• [TASK TO COMPLETE]:
Where the word "JSON" occurs in a line, return that line.

Stored data:
####################

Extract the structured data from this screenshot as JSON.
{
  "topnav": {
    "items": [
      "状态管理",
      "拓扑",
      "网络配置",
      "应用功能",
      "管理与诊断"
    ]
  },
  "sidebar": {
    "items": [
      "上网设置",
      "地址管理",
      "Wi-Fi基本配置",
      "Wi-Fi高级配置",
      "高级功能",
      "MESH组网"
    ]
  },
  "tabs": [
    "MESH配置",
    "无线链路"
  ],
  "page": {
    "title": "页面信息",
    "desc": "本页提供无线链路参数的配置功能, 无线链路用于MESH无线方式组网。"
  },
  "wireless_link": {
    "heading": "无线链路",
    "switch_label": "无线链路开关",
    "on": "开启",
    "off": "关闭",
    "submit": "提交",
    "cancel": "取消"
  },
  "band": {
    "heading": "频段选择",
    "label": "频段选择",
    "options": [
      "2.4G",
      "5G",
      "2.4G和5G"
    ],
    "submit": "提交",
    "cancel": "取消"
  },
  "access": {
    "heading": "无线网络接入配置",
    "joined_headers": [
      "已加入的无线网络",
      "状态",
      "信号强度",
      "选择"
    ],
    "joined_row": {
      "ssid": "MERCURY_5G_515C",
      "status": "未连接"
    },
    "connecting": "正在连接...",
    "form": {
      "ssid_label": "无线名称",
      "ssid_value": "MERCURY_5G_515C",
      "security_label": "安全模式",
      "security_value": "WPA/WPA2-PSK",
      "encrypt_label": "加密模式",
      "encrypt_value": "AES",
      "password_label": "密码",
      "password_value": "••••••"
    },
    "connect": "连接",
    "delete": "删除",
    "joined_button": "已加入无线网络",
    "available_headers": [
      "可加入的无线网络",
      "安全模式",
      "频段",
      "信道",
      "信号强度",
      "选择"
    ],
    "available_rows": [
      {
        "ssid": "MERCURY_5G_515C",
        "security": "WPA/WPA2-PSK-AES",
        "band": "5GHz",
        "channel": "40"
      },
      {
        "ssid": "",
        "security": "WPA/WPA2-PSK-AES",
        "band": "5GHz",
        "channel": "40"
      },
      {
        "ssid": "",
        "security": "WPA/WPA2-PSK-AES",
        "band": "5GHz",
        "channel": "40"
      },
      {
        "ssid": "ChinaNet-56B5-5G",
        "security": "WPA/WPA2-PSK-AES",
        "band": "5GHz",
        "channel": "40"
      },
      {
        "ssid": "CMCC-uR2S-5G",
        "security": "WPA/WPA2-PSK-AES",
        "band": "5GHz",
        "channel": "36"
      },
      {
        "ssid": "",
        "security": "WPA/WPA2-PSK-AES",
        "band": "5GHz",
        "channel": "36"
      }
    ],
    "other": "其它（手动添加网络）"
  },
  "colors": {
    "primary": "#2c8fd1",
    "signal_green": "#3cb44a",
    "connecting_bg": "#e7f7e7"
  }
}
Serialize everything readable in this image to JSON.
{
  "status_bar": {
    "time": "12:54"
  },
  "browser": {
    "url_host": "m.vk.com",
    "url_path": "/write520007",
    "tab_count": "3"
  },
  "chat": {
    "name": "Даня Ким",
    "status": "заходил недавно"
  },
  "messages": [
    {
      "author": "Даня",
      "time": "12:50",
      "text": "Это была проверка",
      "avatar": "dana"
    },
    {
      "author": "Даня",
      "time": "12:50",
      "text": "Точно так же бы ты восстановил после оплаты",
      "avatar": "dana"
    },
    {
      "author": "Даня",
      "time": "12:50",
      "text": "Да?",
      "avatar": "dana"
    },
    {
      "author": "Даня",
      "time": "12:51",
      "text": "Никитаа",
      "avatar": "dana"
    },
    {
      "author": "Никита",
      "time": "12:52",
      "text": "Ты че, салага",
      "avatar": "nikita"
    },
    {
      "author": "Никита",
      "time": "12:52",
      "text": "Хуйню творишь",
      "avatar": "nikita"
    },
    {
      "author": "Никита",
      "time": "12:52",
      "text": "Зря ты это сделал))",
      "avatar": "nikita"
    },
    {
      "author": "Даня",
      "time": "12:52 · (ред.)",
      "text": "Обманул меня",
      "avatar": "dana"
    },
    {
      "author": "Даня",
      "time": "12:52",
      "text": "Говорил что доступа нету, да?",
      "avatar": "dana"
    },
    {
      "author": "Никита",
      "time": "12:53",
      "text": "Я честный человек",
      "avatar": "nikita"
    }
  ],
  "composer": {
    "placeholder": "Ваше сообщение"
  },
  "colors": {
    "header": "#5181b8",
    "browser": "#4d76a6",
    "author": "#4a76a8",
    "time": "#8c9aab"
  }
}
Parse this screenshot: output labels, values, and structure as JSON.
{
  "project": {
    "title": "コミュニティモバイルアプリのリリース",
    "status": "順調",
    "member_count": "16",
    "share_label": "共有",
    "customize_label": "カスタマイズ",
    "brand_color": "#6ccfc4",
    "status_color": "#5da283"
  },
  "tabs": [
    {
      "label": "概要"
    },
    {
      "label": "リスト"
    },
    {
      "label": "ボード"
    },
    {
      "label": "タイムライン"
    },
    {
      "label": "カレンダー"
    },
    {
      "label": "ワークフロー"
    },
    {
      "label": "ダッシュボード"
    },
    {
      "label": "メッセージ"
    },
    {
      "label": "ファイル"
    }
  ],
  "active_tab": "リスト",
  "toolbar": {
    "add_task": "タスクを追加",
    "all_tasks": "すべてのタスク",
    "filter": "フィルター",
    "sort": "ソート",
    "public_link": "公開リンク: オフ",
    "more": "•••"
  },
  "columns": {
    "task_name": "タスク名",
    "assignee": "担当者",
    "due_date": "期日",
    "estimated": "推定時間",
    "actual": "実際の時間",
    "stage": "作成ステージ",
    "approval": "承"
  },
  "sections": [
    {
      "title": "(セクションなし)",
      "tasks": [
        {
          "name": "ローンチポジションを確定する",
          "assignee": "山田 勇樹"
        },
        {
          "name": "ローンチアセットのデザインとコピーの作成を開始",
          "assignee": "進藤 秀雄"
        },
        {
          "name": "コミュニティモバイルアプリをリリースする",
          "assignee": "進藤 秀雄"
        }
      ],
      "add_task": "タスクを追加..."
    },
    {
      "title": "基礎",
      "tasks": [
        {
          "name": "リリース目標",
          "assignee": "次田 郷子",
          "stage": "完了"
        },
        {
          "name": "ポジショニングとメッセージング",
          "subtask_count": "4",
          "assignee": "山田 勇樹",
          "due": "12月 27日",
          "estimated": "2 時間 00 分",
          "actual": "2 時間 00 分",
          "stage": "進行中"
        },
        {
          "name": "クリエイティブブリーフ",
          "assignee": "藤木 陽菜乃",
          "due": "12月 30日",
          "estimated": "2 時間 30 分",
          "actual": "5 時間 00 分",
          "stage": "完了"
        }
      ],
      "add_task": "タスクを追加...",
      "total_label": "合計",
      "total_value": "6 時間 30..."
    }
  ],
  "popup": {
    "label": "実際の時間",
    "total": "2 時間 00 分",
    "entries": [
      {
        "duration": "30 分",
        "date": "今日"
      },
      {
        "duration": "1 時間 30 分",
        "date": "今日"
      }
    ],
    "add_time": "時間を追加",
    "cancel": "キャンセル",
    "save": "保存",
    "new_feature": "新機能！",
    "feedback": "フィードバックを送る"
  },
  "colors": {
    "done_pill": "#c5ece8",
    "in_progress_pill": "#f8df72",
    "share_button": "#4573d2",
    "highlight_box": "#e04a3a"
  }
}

####################

• [RESULT BELOW]:
Extract the structured data from this screenshot as JSON.
Serialize everything readable in this image to JSON.
Parse this screenshot: output labels, values, and structure as JSON.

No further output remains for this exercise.